### Task material ###

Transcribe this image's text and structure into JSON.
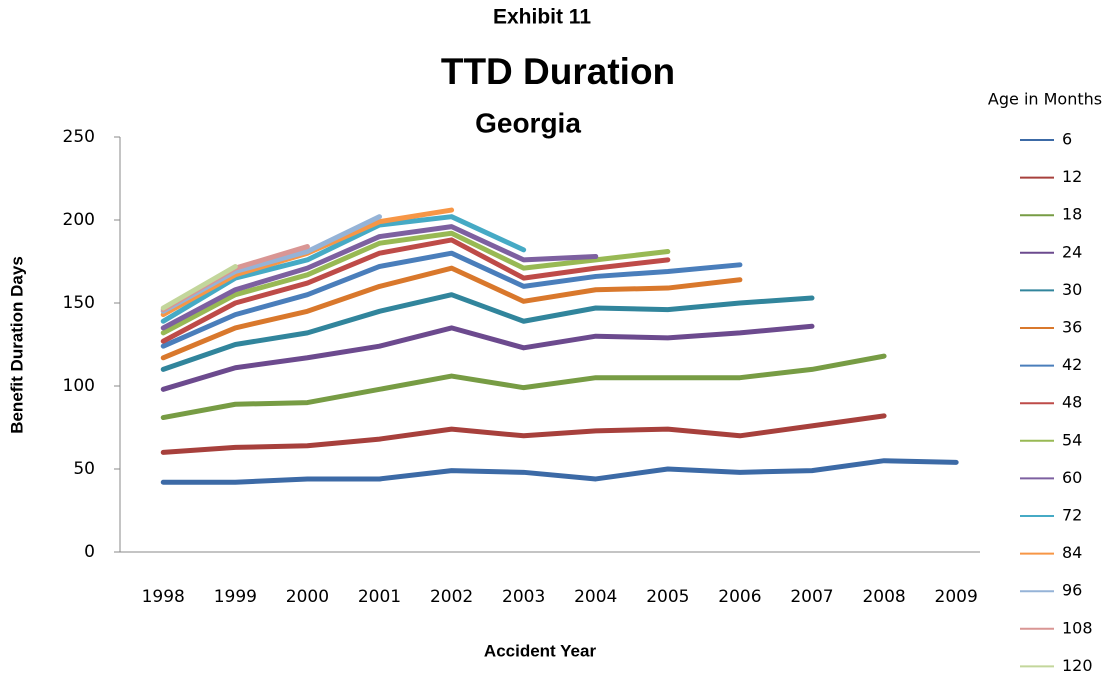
{
  "chart_data": {
    "type": "line",
    "supertitle": "Exhibit 11",
    "title": "TTD Duration",
    "subtitle": "Georgia",
    "x_label": "Accident Year",
    "y_label": "Benefit Duration Days",
    "legend_title": "Age in Months",
    "legend_position": "right",
    "categories": [
      "1998",
      "1999",
      "2000",
      "2001",
      "2002",
      "2003",
      "2004",
      "2005",
      "2006",
      "2007",
      "2008",
      "2009"
    ],
    "ylim": [
      0,
      250
    ],
    "yticks": [
      0,
      50,
      100,
      150,
      200,
      250
    ],
    "series": [
      {
        "name": "6",
        "color": "#3c6aa6",
        "values": [
          42,
          42,
          44,
          44,
          49,
          48,
          44,
          50,
          48,
          49,
          55,
          54
        ]
      },
      {
        "name": "12",
        "color": "#a7403c",
        "values": [
          60,
          63,
          64,
          68,
          74,
          70,
          73,
          74,
          70,
          76,
          82,
          null
        ]
      },
      {
        "name": "18",
        "color": "#779c44",
        "values": [
          81,
          89,
          90,
          98,
          106,
          99,
          105,
          105,
          105,
          110,
          118,
          null
        ]
      },
      {
        "name": "24",
        "color": "#6c4a8e",
        "values": [
          98,
          111,
          117,
          124,
          135,
          123,
          130,
          129,
          132,
          136,
          null,
          null
        ]
      },
      {
        "name": "30",
        "color": "#31859c",
        "values": [
          110,
          125,
          132,
          145,
          155,
          139,
          147,
          146,
          150,
          153,
          null,
          null
        ]
      },
      {
        "name": "36",
        "color": "#d9782c",
        "values": [
          117,
          135,
          145,
          160,
          171,
          151,
          158,
          159,
          164,
          null,
          null,
          null
        ]
      },
      {
        "name": "42",
        "color": "#4a7ebb",
        "values": [
          124,
          143,
          155,
          172,
          180,
          160,
          166,
          169,
          173,
          null,
          null,
          null
        ]
      },
      {
        "name": "48",
        "color": "#be4b48",
        "values": [
          127,
          150,
          162,
          180,
          188,
          165,
          171,
          176,
          null,
          null,
          null,
          null
        ]
      },
      {
        "name": "54",
        "color": "#98b954",
        "values": [
          132,
          155,
          167,
          186,
          192,
          171,
          176,
          181,
          null,
          null,
          null,
          null
        ]
      },
      {
        "name": "60",
        "color": "#7d60a0",
        "values": [
          135,
          158,
          171,
          190,
          196,
          176,
          178,
          null,
          null,
          null,
          null,
          null
        ]
      },
      {
        "name": "72",
        "color": "#46aac5",
        "values": [
          139,
          165,
          176,
          197,
          202,
          182,
          null,
          null,
          null,
          null,
          null,
          null
        ]
      },
      {
        "name": "84",
        "color": "#f79646",
        "values": [
          143,
          167,
          180,
          199,
          206,
          null,
          null,
          null,
          null,
          null,
          null,
          null
        ]
      },
      {
        "name": "96",
        "color": "#95b3d7",
        "values": [
          145,
          169,
          181,
          202,
          null,
          null,
          null,
          null,
          null,
          null,
          null,
          null
        ]
      },
      {
        "name": "108",
        "color": "#d99694",
        "values": [
          146,
          171,
          184,
          null,
          null,
          null,
          null,
          null,
          null,
          null,
          null,
          null
        ]
      },
      {
        "name": "120",
        "color": "#c3d69b",
        "values": [
          147,
          172,
          null,
          null,
          null,
          null,
          null,
          null,
          null,
          null,
          null,
          null
        ]
      }
    ]
  }
}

###

Each record above must be returned exactly as written, with its pictures omitted.

Transcribe this image's text and structure into JSON.
{
  "chart_data": {
    "type": "line",
    "supertitle": "Exhibit 11",
    "title": "TTD Duration",
    "subtitle": "Georgia",
    "x_label": "Accident Year",
    "y_label": "Benefit Duration Days",
    "legend_title": "Age in Months",
    "legend_position": "right",
    "categories": [
      "1998",
      "1999",
      "2000",
      "2001",
      "2002",
      "2003",
      "2004",
      "2005",
      "2006",
      "2007",
      "2008",
      "2009"
    ],
    "ylim": [
      0,
      250
    ],
    "yticks": [
      0,
      50,
      100,
      150,
      200,
      250
    ],
    "series": [
      {
        "name": "6",
        "color": "#3c6aa6",
        "values": [
          42,
          42,
          44,
          44,
          49,
          48,
          44,
          50,
          48,
          49,
          55,
          54
        ]
      },
      {
        "name": "12",
        "color": "#a7403c",
        "values": [
          60,
          63,
          64,
          68,
          74,
          70,
          73,
          74,
          70,
          76,
          82,
          null
        ]
      },
      {
        "name": "18",
        "color": "#779c44",
        "values": [
          81,
          89,
          90,
          98,
          106,
          99,
          105,
          105,
          105,
          110,
          118,
          null
        ]
      },
      {
        "name": "24",
        "color": "#6c4a8e",
        "values": [
          98,
          111,
          117,
          124,
          135,
          123,
          130,
          129,
          132,
          136,
          null,
          null
        ]
      },
      {
        "name": "30",
        "color": "#31859c",
        "values": [
          110,
          125,
          132,
          145,
          155,
          139,
          147,
          146,
          150,
          153,
          null,
          null
        ]
      },
      {
        "name": "36",
        "color": "#d9782c",
        "values": [
          117,
          135,
          145,
          160,
          171,
          151,
          158,
          159,
          164,
          null,
          null,
          null
        ]
      },
      {
        "name": "42",
        "color": "#4a7ebb",
        "values": [
          124,
          143,
          155,
          172,
          180,
          160,
          166,
          169,
          173,
          null,
          null,
          null
        ]
      },
      {
        "name": "48",
        "color": "#be4b48",
        "values": [
          127,
          150,
          162,
          180,
          188,
          165,
          171,
          176,
          null,
          null,
          null,
          null
        ]
      },
      {
        "name": "54",
        "color": "#98b954",
        "values": [
          132,
          155,
          167,
          186,
          192,
          171,
          176,
          181,
          null,
          null,
          null,
          null
        ]
      },
      {
        "name": "60",
        "color": "#7d60a0",
        "values": [
          135,
          158,
          171,
          190,
          196,
          176,
          178,
          null,
          null,
          null,
          null,
          null
        ]
      },
      {
        "name": "72",
        "color": "#46aac5",
        "values": [
          139,
          165,
          176,
          197,
          202,
          182,
          null,
          null,
          null,
          null,
          null,
          null
        ]
      },
      {
        "name": "84",
        "color": "#f79646",
        "values": [
          143,
          167,
          180,
          199,
          206,
          null,
          null,
          null,
          null,
          null,
          null,
          null
        ]
      },
      {
        "name": "96",
        "color": "#95b3d7",
        "values": [
          145,
          169,
          181,
          202,
          null,
          null,
          null,
          null,
          null,
          null,
          null,
          null
        ]
      },
      {
        "name": "108",
        "color": "#d99694",
        "values": [
          146,
          171,
          184,
          null,
          null,
          null,
          null,
          null,
          null,
          null,
          null,
          null
        ]
      },
      {
        "name": "120",
        "color": "#c3d69b",
        "values": [
          147,
          172,
          null,
          null,
          null,
          null,
          null,
          null,
          null,
          null,
          null,
          null
        ]
      }
    ]
  }
}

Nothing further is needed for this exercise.